§ Texto fornecido

<<<<

STF retoma julgamento sobre nomeação de parentes para cargos políticos


STF em Brasília

Foto: Antonio Augusto / STF

O Supremo Tribunal Federal (STF) volta a julgar nesta quarta-feira (15) a validade da nomeação de parentes até o terceiro grau de autoridades em cargos políticos na administração pública — comandos de secretarias municipais, estaduais e nos ministérios. No ano passado, o tribunal formou maioria no sentido que é possível a nomeação nessas condições. Faltam os…

O Supremo Tribunal Federal (STF) volta a julgar nesta quarta-feira (15) a validade da nomeação de parentes até o terceiro grau de autoridades em cargos políticos na administração pública — comandos de secretarias municipais, estaduais e nos ministérios.

No ano passado, o tribunal formou maioria no sentido que é possível a nomeação nessas condições.

>>>>

§ Enunciado
Responda com base na notícia sobre a nomeação de parentes:
(a) Até que grau de parentesco vai a nomeação cuja validade o STF volta a julgar?
(b) Em que sentido o tribunal formou maioria no ano passado?
(c) A quem é creditada a foto?

§ Dados fornecidos
<<<<

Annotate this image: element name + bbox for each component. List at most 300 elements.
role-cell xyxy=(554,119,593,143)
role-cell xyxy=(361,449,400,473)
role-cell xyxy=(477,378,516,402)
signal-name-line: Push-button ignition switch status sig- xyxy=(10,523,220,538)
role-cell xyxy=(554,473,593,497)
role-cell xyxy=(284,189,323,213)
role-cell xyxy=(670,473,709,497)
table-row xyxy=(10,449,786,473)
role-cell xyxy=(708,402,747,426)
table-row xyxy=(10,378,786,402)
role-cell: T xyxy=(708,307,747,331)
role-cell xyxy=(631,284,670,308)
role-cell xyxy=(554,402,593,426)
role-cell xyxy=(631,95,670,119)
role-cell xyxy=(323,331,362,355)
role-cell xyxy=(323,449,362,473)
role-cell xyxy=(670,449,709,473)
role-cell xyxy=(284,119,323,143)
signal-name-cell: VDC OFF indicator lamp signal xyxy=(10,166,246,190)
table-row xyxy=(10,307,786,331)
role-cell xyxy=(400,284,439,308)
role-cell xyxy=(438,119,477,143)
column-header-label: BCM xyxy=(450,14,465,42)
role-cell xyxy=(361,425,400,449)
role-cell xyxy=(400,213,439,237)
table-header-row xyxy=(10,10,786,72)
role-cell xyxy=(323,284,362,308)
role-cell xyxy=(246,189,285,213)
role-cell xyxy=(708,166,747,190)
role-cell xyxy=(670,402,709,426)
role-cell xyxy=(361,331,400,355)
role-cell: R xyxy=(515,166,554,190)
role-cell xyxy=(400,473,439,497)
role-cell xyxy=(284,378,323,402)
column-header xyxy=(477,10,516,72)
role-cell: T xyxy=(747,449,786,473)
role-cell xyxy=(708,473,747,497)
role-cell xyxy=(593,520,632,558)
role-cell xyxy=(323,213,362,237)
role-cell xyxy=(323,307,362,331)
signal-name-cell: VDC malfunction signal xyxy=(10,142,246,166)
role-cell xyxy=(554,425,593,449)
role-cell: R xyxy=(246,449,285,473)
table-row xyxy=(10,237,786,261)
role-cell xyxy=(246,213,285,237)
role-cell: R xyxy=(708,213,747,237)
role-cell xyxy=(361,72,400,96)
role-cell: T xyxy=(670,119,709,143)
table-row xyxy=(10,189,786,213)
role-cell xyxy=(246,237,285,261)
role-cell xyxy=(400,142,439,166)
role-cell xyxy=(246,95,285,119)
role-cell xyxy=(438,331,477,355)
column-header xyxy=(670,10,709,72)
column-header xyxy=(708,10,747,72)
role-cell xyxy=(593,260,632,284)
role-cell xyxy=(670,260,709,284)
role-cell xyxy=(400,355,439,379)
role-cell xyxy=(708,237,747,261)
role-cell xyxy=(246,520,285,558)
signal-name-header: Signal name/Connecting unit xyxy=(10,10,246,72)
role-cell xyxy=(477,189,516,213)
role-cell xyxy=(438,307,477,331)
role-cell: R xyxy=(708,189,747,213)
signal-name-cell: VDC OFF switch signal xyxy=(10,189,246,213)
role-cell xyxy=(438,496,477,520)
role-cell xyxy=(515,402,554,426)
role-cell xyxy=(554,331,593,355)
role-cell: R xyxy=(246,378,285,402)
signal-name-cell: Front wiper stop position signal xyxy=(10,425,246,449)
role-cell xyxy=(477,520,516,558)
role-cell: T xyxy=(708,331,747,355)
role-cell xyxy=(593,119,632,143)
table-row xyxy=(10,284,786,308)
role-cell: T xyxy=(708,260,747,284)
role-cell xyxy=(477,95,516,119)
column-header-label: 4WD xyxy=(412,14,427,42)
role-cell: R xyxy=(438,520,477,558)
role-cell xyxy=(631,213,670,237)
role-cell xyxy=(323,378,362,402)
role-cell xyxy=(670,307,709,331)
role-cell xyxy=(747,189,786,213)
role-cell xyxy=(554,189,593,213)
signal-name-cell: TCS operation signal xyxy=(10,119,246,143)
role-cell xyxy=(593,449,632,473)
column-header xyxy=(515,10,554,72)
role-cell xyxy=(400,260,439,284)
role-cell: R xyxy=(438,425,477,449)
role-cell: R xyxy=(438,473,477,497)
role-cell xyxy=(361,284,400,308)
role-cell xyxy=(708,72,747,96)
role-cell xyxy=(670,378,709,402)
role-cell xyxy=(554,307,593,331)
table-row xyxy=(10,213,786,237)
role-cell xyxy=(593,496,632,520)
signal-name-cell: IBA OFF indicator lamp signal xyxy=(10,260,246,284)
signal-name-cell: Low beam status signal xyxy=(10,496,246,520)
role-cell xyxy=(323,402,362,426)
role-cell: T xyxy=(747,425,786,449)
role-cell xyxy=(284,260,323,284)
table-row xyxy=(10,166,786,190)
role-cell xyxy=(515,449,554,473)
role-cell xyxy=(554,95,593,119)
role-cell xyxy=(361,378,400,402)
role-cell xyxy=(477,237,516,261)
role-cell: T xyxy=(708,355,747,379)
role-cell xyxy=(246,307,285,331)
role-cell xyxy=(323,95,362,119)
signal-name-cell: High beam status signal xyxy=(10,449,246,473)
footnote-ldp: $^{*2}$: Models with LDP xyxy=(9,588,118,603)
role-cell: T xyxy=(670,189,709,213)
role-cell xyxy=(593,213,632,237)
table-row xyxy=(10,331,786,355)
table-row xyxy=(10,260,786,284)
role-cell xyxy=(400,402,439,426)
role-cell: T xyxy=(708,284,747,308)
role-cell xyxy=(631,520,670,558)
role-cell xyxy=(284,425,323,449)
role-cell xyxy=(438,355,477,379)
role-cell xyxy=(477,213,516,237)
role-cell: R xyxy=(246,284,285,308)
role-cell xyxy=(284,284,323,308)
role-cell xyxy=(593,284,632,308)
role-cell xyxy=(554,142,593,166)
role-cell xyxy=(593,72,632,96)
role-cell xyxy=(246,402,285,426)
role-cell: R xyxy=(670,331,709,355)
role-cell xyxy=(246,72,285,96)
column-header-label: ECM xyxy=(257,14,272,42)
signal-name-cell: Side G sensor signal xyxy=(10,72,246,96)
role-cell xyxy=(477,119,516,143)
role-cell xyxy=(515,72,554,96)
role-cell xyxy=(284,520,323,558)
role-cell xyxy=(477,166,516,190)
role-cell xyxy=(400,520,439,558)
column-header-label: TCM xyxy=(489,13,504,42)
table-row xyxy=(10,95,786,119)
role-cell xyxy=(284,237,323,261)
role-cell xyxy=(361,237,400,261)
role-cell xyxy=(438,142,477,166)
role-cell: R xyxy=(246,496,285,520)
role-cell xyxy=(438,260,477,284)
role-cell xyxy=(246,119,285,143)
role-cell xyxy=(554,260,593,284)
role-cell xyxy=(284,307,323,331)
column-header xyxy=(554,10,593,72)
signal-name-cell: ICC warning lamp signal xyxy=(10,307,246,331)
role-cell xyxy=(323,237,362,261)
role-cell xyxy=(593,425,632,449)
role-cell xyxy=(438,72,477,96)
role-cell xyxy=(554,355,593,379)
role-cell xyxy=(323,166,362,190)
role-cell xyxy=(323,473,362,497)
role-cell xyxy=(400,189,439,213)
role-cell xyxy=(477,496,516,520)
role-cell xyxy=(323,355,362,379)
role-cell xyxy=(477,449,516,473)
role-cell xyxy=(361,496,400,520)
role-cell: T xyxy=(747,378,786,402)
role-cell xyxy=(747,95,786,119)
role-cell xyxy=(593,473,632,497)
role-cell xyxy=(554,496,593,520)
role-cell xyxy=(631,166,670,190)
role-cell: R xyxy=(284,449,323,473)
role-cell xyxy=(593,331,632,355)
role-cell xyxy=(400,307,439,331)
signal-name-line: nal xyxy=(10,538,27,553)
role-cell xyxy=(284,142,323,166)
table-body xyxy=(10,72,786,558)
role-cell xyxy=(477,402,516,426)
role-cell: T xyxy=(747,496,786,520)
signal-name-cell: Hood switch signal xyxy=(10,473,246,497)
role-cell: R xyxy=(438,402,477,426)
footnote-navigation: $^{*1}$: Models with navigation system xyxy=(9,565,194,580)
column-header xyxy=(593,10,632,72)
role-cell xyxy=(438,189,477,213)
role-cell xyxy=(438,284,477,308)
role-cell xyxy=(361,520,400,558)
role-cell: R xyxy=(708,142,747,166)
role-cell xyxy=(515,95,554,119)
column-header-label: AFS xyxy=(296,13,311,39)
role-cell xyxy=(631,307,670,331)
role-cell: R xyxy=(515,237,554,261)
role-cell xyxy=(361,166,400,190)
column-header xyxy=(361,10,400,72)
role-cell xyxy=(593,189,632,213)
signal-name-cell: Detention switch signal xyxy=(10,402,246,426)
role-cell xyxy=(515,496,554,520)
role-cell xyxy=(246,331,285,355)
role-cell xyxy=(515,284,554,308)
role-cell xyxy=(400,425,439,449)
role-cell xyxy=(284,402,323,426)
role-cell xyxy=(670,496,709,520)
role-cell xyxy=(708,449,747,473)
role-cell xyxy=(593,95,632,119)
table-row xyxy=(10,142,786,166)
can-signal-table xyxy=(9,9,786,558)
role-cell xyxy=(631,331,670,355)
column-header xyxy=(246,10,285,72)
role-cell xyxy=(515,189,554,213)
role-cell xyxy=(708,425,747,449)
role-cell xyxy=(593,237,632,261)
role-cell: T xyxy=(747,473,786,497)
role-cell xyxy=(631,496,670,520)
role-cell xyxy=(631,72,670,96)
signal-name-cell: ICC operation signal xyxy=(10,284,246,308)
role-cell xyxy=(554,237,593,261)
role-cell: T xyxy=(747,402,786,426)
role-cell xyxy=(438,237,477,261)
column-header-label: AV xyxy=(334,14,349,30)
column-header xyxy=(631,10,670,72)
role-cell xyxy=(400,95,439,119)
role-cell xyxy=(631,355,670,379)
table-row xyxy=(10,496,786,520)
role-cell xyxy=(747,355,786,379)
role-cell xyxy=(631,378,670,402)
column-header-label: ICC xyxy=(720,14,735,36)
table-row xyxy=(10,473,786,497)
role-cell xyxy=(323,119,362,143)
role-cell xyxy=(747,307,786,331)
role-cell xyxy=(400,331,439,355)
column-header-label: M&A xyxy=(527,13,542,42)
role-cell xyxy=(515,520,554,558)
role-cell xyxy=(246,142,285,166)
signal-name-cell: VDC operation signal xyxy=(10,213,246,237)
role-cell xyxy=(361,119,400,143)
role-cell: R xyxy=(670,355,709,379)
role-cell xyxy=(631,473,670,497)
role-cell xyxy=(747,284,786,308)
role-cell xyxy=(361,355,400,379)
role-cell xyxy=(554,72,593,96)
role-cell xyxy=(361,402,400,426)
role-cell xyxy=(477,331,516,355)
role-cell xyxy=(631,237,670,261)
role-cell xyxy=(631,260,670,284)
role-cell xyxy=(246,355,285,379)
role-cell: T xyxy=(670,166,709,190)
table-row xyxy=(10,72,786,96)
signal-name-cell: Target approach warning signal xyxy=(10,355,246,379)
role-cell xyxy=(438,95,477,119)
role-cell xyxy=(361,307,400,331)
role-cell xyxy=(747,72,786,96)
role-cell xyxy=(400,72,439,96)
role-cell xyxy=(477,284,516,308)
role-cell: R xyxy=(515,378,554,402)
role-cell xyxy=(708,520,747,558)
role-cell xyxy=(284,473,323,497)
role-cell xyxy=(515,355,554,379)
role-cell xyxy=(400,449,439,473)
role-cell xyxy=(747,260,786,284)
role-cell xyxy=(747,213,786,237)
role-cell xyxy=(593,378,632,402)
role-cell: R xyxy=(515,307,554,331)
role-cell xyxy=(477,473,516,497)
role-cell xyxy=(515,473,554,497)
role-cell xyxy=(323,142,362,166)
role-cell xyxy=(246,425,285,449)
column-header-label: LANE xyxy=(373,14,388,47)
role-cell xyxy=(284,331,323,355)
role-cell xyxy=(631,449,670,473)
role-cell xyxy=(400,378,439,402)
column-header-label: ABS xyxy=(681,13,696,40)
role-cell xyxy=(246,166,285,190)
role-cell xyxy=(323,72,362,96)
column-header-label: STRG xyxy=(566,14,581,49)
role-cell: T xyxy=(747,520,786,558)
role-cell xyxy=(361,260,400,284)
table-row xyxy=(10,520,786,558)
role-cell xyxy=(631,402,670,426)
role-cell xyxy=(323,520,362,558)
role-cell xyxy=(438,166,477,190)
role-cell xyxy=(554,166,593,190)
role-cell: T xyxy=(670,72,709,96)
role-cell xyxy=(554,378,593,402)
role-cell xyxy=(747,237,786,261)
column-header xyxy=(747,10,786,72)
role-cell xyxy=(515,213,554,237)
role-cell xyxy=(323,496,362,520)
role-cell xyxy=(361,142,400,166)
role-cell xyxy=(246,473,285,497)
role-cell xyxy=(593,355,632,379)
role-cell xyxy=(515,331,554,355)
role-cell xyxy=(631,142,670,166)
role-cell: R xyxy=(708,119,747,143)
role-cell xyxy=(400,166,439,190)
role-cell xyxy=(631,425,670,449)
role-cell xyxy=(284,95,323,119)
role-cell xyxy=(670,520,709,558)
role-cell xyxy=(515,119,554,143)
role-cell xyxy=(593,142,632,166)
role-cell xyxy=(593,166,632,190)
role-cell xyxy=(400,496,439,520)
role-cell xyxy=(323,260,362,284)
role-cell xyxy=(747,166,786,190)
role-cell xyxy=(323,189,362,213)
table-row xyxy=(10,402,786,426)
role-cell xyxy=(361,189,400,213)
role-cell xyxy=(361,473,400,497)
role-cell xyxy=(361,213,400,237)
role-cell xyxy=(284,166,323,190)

>>>>

§ Resposta
(a) Até o terceiro grau.
(b) No sentido de que é possível a nomeação nessas condições.
(c) A Antonio Augusto / STF.